[Listed records]
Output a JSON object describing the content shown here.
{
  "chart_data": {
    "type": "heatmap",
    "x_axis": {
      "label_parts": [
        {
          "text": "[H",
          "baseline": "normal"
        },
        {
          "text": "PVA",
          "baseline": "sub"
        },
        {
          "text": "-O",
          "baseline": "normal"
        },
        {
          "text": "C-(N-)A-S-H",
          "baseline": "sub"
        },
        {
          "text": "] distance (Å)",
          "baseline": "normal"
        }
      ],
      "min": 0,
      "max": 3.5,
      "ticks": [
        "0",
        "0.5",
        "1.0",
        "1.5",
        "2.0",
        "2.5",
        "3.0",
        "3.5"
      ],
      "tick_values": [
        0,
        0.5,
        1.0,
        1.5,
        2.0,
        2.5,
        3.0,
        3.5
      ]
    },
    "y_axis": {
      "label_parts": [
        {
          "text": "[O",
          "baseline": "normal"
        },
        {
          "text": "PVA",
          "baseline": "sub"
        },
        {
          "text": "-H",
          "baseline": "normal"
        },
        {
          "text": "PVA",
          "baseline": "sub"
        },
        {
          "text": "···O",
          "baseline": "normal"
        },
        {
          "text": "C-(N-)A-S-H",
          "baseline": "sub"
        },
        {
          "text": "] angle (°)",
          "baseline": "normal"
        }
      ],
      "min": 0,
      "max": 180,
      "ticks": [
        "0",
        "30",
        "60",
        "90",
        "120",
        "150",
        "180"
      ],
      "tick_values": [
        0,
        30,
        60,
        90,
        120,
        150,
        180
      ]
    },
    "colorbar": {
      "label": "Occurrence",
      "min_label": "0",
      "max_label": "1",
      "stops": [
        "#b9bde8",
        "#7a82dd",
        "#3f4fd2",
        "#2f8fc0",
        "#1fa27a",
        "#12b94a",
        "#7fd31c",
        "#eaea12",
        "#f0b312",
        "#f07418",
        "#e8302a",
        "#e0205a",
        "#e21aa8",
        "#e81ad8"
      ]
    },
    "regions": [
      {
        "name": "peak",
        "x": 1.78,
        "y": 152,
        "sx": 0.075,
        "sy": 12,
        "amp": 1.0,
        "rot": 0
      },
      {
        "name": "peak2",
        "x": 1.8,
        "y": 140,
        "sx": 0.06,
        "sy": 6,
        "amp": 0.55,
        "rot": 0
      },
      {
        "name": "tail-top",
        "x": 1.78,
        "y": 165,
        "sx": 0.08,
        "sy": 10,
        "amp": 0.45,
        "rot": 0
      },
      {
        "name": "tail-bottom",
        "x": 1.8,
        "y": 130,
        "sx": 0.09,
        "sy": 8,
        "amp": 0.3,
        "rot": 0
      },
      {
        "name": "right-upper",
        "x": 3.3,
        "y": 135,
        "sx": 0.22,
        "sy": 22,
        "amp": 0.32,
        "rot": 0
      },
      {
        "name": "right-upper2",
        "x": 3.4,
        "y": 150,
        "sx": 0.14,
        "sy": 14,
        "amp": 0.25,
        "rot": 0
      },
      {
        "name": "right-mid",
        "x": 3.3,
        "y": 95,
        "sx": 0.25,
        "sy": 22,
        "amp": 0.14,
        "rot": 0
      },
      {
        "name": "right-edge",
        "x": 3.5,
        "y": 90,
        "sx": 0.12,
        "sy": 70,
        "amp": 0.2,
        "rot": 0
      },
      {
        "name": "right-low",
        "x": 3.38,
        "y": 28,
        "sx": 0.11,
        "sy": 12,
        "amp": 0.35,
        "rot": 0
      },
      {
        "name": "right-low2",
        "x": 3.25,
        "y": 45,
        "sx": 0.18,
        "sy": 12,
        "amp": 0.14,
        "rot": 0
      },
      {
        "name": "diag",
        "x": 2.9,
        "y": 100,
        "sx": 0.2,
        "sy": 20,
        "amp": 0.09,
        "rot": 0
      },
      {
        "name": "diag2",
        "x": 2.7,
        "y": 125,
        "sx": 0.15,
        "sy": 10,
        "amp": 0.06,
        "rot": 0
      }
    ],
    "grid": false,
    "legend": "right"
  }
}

[What the exercise asks]
Copy every line of the material, please, keeping it exactly the same.

[Exercise output]
Output a JSON object describing the content shown here.
{
  "chart_data": {
    "type": "heatmap",
    "x_axis": {
      "label_parts": [
        {
          "text": "[H",
          "baseline": "normal"
        },
        {
          "text": "PVA",
          "baseline": "sub"
        },
        {
          "text": "-O",
          "baseline": "normal"
        },
        {
          "text": "C-(N-)A-S-H",
          "baseline": "sub"
        },
        {
          "text": "] distance (Å)",
          "baseline": "normal"
        }
      ],
      "min": 0,
      "max": 3.5,
      "ticks": [
        "0",
        "0.5",
        "1.0",
        "1.5",
        "2.0",
        "2.5",
        "3.0",
        "3.5"
      ],
      "tick_values": [
        0,
        0.5,
        1.0,
        1.5,
        2.0,
        2.5,
        3.0,
        3.5
      ]
    },
    "y_axis": {
      "label_parts": [
        {
          "text": "[O",
          "baseline": "normal"
        },
        {
          "text": "PVA",
          "baseline": "sub"
        },
        {
          "text": "-H",
          "baseline": "normal"
        },
        {
          "text": "PVA",
          "baseline": "sub"
        },
        {
          "text": "···O",
          "baseline": "normal"
        },
        {
          "text": "C-(N-)A-S-H",
          "baseline": "sub"
        },
        {
          "text": "] angle (°)",
          "baseline": "normal"
        }
      ],
      "min": 0,
      "max": 180,
      "ticks": [
        "0",
        "30",
        "60",
        "90",
        "120",
        "150",
        "180"
      ],
      "tick_values": [
        0,
        30,
        60,
        90,
        120,
        150,
        180
      ]
    },
    "colorbar": {
      "label": "Occurrence",
      "min_label": "0",
      "max_label": "1",
      "stops": [
        "#b9bde8",
        "#7a82dd",
        "#3f4fd2",
        "#2f8fc0",
        "#1fa27a",
        "#12b94a",
        "#7fd31c",
        "#eaea12",
        "#f0b312",
        "#f07418",
        "#e8302a",
        "#e0205a",
        "#e21aa8",
        "#e81ad8"
      ]
    },
    "regions": [
      {
        "name": "peak",
        "x": 1.78,
        "y": 152,
        "sx": 0.075,
        "sy": 12,
        "amp": 1.0,
        "rot": 0
      },
      {
        "name": "peak2",
        "x": 1.8,
        "y": 140,
        "sx": 0.06,
        "sy": 6,
        "amp": 0.55,
        "rot": 0
      },
      {
        "name": "tail-top",
        "x": 1.78,
        "y": 165,
        "sx": 0.08,
        "sy": 10,
        "amp": 0.45,
        "rot": 0
      },
      {
        "name": "tail-bottom",
        "x": 1.8,
        "y": 130,
        "sx": 0.09,
        "sy": 8,
        "amp": 0.3,
        "rot": 0
      },
      {
        "name": "right-upper",
        "x": 3.3,
        "y": 135,
        "sx": 0.22,
        "sy": 22,
        "amp": 0.32,
        "rot": 0
      },
      {
        "name": "right-upper2",
        "x": 3.4,
        "y": 150,
        "sx": 0.14,
        "sy": 14,
        "amp": 0.25,
        "rot": 0
      },
      {
        "name": "right-mid",
        "x": 3.3,
        "y": 95,
        "sx": 0.25,
        "sy": 22,
        "amp": 0.14,
        "rot": 0
      },
      {
        "name": "right-edge",
        "x": 3.5,
        "y": 90,
        "sx": 0.12,
        "sy": 70,
        "amp": 0.2,
        "rot": 0
      },
      {
        "name": "right-low",
        "x": 3.38,
        "y": 28,
        "sx": 0.11,
        "sy": 12,
        "amp": 0.35,
        "rot": 0
      },
      {
        "name": "right-low2",
        "x": 3.25,
        "y": 45,
        "sx": 0.18,
        "sy": 12,
        "amp": 0.14,
        "rot": 0
      },
      {
        "name": "diag",
        "x": 2.9,
        "y": 100,
        "sx": 0.2,
        "sy": 20,
        "amp": 0.09,
        "rot": 0
      },
      {
        "name": "diag2",
        "x": 2.7,
        "y": 125,
        "sx": 0.15,
        "sy": 10,
        "amp": 0.06,
        "rot": 0
      }
    ],
    "grid": false,
    "legend": "right"
  }
}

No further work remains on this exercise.